══ Given records

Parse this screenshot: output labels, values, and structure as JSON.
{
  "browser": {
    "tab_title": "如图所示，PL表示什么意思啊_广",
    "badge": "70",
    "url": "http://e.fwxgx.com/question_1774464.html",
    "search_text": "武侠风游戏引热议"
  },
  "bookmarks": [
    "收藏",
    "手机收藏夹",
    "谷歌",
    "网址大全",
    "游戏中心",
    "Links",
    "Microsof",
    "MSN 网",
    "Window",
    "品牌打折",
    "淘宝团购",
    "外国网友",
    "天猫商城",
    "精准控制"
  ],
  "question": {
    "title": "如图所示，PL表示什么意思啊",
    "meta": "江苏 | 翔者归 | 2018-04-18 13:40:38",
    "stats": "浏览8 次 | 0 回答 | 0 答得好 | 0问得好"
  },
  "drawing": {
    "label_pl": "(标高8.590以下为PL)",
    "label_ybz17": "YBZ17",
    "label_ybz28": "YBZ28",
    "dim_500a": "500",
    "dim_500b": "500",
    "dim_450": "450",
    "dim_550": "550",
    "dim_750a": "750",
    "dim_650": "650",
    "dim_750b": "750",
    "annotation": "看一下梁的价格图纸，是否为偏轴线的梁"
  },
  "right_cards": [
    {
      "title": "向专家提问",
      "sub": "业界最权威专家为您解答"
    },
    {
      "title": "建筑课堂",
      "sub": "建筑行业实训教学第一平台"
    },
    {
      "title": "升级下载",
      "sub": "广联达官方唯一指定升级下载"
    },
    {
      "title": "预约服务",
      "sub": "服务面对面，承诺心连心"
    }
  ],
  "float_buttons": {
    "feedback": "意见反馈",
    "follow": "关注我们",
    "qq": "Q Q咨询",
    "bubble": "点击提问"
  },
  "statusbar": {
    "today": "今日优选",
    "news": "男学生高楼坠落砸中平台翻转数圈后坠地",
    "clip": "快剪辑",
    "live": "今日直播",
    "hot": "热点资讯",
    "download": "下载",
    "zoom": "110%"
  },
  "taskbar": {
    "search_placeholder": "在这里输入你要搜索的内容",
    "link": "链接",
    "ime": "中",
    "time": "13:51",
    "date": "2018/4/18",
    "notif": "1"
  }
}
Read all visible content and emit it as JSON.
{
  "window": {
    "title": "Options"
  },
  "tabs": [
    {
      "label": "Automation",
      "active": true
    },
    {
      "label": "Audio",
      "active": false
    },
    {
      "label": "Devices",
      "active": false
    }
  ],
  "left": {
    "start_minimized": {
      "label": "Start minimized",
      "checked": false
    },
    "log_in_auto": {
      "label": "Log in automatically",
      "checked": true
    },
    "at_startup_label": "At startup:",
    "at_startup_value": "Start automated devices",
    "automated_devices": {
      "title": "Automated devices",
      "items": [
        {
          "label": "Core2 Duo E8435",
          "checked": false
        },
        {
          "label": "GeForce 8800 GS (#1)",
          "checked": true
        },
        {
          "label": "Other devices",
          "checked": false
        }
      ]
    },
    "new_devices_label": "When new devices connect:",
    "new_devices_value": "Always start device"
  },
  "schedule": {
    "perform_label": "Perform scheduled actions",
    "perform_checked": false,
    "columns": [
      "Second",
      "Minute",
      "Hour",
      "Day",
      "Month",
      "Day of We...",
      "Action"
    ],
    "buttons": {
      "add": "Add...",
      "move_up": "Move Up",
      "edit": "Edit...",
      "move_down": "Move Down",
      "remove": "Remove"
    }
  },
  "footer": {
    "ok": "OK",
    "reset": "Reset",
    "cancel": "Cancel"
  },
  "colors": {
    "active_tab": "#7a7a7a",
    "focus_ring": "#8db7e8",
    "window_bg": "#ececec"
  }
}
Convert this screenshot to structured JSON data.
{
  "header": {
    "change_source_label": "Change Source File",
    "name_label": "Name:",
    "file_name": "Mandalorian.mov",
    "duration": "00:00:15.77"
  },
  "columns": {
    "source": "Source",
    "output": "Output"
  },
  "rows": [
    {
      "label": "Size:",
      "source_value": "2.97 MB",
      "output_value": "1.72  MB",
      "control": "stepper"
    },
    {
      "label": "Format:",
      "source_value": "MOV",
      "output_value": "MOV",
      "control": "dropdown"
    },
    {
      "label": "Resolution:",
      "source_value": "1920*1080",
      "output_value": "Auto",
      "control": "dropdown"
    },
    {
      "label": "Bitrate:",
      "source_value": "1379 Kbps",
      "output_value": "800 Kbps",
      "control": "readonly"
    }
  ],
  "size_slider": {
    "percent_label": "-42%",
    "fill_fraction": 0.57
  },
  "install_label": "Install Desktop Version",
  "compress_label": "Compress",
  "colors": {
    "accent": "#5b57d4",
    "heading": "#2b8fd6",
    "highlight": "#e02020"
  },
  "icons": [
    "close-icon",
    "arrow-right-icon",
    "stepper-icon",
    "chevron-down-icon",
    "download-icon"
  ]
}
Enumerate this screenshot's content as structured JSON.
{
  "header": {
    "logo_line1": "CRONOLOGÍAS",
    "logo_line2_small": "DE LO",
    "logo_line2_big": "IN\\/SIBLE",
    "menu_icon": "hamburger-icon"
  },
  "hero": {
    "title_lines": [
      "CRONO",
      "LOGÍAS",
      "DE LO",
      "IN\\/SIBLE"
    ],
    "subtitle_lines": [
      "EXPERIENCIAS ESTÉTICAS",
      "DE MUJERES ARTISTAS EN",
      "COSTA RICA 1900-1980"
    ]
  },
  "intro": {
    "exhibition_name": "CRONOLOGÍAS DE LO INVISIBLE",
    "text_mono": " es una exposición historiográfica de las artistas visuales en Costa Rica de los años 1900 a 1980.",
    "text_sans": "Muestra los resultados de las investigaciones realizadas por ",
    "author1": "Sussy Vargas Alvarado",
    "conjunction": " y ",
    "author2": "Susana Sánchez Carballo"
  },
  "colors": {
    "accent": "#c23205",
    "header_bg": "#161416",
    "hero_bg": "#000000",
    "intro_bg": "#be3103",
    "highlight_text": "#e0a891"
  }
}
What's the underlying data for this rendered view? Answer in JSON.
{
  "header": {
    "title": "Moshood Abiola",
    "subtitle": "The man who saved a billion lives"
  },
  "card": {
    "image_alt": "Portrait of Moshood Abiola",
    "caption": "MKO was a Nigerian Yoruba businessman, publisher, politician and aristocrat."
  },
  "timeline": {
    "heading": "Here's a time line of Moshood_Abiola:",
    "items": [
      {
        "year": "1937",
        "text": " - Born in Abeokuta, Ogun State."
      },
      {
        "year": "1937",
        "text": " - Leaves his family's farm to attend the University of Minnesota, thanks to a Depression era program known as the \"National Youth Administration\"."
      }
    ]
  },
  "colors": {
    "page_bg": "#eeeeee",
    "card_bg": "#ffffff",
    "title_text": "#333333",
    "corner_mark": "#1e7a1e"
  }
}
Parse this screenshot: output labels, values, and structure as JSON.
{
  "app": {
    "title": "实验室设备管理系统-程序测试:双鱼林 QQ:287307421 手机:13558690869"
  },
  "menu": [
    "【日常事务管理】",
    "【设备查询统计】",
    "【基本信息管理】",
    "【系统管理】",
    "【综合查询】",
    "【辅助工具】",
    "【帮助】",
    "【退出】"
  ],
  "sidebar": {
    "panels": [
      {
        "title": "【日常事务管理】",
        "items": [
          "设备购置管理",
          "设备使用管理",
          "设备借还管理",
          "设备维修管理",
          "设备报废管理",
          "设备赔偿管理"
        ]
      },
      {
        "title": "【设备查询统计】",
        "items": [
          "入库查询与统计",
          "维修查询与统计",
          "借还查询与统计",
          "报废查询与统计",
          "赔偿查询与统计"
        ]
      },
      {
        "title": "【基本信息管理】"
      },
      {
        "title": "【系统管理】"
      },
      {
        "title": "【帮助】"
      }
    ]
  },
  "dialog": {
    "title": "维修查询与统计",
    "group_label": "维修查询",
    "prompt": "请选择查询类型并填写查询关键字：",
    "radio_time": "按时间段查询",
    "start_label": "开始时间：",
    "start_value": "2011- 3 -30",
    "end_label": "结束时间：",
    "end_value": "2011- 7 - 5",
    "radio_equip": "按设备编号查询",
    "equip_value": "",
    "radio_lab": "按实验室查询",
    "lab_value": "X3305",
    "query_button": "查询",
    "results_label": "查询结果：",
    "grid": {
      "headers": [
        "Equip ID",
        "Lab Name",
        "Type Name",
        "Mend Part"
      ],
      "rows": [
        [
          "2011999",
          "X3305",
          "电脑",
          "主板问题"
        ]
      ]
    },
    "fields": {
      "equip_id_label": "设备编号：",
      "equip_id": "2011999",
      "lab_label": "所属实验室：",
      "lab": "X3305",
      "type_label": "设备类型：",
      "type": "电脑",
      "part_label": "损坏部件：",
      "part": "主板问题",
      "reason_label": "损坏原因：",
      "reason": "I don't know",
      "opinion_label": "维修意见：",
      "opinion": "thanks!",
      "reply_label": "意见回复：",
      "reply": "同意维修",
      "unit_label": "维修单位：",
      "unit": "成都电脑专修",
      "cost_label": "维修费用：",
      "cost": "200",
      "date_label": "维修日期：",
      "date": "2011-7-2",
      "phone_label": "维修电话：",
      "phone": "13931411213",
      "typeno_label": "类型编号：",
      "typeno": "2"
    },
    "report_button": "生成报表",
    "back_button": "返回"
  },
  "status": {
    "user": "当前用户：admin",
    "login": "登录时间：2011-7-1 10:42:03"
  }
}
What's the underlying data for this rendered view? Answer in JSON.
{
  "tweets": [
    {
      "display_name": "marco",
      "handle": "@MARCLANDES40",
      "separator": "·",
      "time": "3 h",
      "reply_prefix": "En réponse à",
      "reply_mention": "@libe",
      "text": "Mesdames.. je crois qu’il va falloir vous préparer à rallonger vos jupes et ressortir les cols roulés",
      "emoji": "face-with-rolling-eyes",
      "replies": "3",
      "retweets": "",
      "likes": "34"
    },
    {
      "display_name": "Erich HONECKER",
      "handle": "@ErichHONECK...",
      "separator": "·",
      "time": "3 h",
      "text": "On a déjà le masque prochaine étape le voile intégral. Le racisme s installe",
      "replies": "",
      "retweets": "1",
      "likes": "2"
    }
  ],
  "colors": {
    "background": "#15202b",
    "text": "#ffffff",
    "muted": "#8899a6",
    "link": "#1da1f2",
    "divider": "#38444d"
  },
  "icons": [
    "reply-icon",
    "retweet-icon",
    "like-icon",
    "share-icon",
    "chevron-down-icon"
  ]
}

════

■ **What is needed**:
Look through the listing and extract every line with "structured" in it.

■ **Solved exercise**:
Convert this screenshot to structured JSON data.
Enumerate this screenshot's content as structured JSON.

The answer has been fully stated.